Can you repeat these lines word for word, starting at the line that contains "Patent image size: (688, 404)." and stopping after the line that contains "The frame means 13 is at (627, 227)."?

DATA IN THIS EXERCISE

----

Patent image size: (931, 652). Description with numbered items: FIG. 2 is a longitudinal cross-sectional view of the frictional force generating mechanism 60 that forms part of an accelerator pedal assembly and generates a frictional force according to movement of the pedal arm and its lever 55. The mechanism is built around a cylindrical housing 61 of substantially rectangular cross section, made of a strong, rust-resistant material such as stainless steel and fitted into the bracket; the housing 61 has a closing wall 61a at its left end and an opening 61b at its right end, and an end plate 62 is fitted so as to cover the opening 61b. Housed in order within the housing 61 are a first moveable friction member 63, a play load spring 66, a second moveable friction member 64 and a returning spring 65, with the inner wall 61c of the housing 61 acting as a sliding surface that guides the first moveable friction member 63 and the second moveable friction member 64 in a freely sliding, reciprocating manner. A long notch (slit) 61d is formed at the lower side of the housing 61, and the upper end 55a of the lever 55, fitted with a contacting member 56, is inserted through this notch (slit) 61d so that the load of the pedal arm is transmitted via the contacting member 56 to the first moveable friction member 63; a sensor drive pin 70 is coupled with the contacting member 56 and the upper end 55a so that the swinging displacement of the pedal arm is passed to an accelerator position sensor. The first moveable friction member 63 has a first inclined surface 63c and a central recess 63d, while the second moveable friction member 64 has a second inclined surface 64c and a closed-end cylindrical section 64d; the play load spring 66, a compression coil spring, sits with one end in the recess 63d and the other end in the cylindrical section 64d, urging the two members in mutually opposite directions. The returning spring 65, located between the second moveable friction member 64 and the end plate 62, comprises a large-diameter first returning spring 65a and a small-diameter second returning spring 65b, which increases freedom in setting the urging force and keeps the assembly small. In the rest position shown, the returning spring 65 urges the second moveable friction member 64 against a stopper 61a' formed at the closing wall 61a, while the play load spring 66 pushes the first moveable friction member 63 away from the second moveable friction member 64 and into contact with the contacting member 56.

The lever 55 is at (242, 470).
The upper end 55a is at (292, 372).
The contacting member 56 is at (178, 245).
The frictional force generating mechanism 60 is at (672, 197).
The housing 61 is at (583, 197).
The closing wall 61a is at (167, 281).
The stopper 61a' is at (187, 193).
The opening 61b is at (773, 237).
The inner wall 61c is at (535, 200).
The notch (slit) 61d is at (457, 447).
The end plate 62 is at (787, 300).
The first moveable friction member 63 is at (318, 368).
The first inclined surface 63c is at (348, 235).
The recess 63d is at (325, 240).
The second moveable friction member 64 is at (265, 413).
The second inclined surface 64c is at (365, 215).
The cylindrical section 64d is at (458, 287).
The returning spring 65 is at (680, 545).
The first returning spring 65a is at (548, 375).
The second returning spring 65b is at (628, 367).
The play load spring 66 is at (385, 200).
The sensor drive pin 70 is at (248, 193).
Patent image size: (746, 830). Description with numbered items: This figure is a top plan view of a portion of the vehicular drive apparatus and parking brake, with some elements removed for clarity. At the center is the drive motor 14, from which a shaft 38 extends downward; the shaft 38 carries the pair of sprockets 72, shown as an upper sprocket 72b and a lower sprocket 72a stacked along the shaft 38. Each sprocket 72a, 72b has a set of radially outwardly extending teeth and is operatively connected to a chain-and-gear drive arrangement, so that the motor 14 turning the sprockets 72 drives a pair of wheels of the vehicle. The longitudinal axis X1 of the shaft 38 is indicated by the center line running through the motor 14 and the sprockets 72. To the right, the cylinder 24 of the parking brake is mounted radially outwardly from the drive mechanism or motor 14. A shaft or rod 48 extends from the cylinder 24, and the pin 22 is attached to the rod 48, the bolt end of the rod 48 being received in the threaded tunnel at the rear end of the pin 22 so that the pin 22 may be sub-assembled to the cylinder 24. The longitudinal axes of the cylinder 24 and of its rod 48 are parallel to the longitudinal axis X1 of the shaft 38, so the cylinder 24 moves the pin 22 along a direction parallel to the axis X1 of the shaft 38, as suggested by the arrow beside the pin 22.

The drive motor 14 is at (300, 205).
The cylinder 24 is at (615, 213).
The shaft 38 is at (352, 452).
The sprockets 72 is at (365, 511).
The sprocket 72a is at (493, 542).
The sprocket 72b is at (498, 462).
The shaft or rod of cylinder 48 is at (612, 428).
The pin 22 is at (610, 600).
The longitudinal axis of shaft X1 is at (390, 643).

----

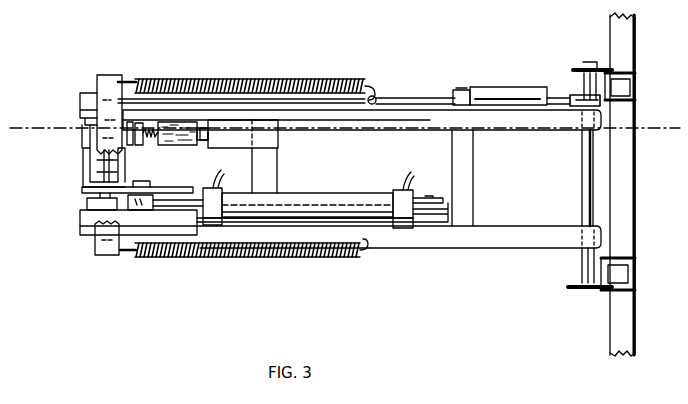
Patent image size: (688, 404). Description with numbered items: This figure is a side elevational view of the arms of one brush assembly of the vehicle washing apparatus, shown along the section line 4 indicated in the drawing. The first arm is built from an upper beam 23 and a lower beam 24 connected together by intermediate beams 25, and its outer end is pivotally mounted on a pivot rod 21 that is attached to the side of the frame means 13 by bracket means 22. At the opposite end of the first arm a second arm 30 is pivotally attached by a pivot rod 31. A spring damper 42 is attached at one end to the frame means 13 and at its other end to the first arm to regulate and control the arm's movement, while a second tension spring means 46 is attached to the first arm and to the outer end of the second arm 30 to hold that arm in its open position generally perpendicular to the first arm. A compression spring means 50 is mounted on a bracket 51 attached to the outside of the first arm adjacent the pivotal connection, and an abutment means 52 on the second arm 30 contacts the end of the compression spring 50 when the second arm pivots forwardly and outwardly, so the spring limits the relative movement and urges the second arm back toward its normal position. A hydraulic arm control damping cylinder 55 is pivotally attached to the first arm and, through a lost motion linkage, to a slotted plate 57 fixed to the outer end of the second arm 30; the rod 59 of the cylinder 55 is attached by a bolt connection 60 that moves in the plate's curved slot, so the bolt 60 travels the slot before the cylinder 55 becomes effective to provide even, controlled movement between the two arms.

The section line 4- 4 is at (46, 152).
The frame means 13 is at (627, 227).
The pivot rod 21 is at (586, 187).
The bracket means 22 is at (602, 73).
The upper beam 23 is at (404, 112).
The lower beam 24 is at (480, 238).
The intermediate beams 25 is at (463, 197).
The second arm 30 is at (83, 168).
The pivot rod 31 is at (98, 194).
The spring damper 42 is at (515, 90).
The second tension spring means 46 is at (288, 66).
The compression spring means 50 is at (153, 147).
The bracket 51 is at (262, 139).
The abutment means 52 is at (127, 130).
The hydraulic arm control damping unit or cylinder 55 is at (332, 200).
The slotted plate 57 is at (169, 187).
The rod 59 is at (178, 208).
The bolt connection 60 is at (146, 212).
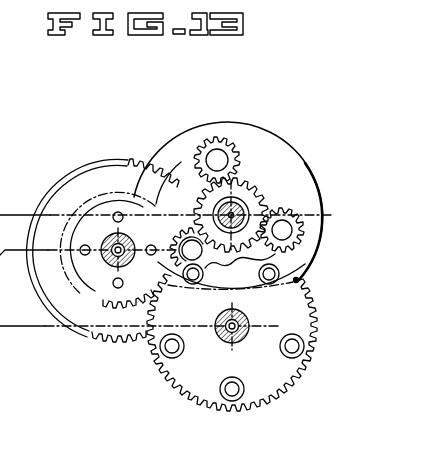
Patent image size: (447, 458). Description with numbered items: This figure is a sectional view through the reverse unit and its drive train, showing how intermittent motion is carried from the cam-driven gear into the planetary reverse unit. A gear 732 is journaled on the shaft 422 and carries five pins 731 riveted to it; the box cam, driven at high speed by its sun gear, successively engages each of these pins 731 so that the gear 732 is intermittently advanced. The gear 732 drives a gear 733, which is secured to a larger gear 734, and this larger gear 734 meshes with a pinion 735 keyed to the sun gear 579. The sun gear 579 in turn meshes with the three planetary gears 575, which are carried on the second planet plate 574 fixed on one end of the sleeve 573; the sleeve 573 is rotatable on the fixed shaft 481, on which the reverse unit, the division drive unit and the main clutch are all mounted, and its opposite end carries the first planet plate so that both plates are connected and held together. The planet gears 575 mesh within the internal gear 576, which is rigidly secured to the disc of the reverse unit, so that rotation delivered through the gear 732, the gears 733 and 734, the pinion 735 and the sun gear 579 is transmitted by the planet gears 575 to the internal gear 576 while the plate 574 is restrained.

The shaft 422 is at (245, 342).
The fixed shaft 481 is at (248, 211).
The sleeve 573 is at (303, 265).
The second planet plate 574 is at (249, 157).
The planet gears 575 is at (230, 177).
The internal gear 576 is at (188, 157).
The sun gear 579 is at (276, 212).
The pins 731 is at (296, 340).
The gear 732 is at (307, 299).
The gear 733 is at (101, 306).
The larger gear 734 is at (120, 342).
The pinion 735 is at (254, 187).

----

RESPONSE
Patent image size: (688, 404). Description with numbered items: This figure is a side elevational view of the arms of one brush assembly of the vehicle washing apparatus, shown along the section line 4 indicated in the drawing. The first arm is built from an upper beam 23 and a lower beam 24 connected together by intermediate beams 25, and its outer end is pivotally mounted on a pivot rod 21 that is attached to the side of the frame means 13 by bracket means 22. At the opposite end of the first arm a second arm 30 is pivotally attached by a pivot rod 31. A spring damper 42 is attached at one end to the frame means 13 and at its other end to the first arm to regulate and control the arm's movement, while a second tension spring means 46 is attached to the first arm and to the outer end of the second arm 30 to hold that arm in its open position generally perpendicular to the first arm. A compression spring means 50 is mounted on a bracket 51 attached to the outside of the first arm adjacent the pivotal connection, and an abutment means 52 on the second arm 30 contacts the end of the compression spring 50 when the second arm pivots forwardly and outwardly, so the spring limits the relative movement and urges the second arm back toward its normal position. A hydraulic arm control damping cylinder 55 is pivotally attached to the first arm and, through a lost motion linkage, to a slotted plate 57 fixed to the outer end of the second arm 30; the rod 59 of the cylinder 55 is attached by a bolt connection 60 that moves in the plate's curved slot, so the bolt 60 travels the slot before the cylinder 55 becomes effective to provide even, controlled movement between the two arms.

The section line 4- 4 is at (46, 152).
The frame means 13 is at (627, 227).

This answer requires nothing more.